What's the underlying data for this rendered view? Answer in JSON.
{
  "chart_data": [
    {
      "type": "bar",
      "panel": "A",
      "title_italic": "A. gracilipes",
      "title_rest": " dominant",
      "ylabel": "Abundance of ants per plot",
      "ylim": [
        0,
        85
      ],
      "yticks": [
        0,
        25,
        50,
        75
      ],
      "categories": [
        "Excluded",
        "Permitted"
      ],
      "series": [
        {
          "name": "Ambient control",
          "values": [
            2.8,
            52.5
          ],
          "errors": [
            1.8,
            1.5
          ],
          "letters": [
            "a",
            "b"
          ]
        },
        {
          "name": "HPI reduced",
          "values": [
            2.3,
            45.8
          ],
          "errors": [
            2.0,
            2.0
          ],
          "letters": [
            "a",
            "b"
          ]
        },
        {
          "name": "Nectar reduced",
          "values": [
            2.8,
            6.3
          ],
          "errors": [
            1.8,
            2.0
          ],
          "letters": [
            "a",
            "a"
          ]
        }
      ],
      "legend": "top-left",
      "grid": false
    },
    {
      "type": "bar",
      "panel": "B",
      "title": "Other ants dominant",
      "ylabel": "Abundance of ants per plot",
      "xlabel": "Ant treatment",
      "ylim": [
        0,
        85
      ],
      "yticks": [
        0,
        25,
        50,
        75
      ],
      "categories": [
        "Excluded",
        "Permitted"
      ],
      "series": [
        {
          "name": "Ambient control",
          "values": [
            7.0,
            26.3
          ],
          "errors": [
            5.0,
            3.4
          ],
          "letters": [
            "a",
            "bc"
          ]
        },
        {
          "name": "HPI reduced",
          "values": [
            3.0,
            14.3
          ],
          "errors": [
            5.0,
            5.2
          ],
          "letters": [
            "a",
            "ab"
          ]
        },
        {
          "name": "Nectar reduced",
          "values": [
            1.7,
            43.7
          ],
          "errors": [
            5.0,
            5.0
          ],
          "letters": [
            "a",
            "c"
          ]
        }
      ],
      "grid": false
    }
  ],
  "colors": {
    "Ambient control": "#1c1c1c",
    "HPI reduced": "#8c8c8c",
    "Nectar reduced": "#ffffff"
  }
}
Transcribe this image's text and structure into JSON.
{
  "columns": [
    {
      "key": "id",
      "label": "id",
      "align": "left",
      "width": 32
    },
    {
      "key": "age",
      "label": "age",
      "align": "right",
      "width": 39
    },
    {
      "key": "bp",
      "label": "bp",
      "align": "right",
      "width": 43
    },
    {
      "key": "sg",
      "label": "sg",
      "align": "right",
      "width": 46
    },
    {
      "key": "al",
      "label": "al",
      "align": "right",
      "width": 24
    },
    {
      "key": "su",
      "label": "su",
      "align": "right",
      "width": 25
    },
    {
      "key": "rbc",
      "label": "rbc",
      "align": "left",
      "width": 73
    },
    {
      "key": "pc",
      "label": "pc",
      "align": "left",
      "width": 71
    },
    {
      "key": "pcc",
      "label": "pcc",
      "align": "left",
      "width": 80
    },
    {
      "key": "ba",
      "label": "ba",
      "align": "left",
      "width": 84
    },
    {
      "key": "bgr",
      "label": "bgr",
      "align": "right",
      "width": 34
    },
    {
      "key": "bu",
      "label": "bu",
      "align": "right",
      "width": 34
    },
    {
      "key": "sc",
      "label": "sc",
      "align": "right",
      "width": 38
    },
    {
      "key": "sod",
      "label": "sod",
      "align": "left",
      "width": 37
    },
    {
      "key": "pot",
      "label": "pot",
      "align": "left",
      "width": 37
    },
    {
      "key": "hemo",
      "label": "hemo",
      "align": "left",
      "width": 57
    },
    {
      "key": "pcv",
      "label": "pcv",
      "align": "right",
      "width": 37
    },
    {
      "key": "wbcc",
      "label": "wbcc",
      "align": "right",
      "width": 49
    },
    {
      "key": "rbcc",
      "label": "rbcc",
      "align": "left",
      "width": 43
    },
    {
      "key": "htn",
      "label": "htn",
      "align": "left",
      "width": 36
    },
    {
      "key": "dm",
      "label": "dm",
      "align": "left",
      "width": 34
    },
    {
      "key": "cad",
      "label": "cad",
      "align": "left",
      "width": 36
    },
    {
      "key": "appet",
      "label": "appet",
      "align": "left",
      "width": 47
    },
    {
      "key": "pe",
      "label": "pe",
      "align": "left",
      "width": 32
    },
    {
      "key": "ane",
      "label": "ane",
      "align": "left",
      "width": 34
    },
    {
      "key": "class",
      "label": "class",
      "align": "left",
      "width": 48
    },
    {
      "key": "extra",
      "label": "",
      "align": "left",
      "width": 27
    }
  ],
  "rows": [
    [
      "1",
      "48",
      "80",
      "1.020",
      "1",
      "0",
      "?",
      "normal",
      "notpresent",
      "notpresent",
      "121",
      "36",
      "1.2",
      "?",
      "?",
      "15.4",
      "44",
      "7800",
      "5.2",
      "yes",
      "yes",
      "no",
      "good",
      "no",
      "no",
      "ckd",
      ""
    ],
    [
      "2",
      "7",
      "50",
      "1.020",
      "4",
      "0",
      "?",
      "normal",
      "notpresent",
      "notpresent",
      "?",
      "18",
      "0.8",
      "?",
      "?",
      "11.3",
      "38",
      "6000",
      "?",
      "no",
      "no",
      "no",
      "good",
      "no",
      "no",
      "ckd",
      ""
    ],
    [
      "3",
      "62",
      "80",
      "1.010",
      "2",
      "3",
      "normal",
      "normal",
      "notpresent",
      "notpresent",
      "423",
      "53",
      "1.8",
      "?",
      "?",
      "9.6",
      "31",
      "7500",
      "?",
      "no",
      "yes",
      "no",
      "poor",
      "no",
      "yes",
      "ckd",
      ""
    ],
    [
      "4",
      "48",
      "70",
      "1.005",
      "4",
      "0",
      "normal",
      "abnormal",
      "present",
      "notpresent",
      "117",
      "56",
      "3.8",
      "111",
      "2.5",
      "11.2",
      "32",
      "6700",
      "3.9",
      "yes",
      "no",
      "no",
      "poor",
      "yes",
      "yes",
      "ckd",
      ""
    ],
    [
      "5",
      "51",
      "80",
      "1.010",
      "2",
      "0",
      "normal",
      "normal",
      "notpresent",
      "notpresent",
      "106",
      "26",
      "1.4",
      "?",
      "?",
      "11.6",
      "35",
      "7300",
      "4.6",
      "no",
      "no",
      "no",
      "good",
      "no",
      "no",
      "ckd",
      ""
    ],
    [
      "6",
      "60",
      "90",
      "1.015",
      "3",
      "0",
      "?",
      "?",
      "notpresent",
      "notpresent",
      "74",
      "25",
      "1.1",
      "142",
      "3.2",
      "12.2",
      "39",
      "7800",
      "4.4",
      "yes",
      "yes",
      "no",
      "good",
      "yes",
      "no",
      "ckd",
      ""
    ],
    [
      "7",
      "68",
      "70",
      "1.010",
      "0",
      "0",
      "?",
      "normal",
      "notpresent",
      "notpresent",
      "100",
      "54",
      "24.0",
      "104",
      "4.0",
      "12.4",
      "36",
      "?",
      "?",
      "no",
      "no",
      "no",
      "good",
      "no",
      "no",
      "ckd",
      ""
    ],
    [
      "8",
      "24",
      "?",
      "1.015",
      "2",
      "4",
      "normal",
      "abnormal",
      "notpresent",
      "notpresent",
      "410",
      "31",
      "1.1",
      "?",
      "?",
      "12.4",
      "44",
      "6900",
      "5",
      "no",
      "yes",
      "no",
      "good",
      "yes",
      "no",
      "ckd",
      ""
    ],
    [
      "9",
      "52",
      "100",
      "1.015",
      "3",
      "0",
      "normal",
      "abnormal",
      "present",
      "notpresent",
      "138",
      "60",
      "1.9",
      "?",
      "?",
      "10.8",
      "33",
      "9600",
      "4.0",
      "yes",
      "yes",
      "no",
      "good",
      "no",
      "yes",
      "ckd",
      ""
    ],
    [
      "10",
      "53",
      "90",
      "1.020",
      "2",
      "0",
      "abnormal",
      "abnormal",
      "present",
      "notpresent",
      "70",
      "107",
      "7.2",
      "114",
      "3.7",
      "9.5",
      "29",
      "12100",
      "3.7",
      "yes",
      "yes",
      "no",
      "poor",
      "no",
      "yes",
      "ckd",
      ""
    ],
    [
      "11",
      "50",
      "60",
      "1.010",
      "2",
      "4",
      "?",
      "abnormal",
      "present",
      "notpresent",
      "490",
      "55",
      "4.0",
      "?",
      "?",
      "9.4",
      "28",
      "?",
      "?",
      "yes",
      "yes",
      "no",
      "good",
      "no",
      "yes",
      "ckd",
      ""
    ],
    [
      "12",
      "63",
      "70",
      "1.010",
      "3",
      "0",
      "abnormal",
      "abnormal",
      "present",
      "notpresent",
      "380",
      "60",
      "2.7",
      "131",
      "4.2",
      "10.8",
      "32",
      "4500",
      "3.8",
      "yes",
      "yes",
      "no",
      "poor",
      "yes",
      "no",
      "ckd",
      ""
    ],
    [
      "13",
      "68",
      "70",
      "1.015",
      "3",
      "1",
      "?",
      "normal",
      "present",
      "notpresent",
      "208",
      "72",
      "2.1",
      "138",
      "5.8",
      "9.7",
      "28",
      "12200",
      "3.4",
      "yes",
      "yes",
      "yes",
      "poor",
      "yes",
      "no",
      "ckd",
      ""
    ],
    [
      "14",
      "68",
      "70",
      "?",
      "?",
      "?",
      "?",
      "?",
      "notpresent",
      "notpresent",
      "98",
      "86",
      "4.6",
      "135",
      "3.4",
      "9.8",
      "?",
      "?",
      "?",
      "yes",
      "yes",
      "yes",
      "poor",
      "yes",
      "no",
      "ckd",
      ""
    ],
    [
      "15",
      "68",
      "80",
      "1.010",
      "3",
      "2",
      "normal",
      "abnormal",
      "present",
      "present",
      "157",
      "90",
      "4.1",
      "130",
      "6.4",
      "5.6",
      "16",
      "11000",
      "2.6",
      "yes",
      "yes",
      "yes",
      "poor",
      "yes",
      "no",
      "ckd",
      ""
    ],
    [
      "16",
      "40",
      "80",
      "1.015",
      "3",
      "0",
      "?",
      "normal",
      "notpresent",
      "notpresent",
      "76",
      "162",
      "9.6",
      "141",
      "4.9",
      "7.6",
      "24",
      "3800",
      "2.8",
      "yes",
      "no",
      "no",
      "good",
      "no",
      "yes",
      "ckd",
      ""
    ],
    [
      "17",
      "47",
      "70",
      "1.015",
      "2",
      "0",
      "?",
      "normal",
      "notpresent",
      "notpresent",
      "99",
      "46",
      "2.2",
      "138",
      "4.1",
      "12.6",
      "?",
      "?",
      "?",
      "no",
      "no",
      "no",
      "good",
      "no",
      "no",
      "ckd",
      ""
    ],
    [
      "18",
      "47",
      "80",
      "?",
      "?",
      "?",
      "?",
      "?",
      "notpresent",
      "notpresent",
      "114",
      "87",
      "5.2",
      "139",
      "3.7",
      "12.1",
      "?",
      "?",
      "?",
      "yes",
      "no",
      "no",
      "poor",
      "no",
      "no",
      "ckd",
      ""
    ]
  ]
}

To be done :: Return all the lines that contain the string "JSON".

Full solution ::
What's the underlying data for this rendered view? Answer in JSON.
Transcribe this image's text and structure into JSON.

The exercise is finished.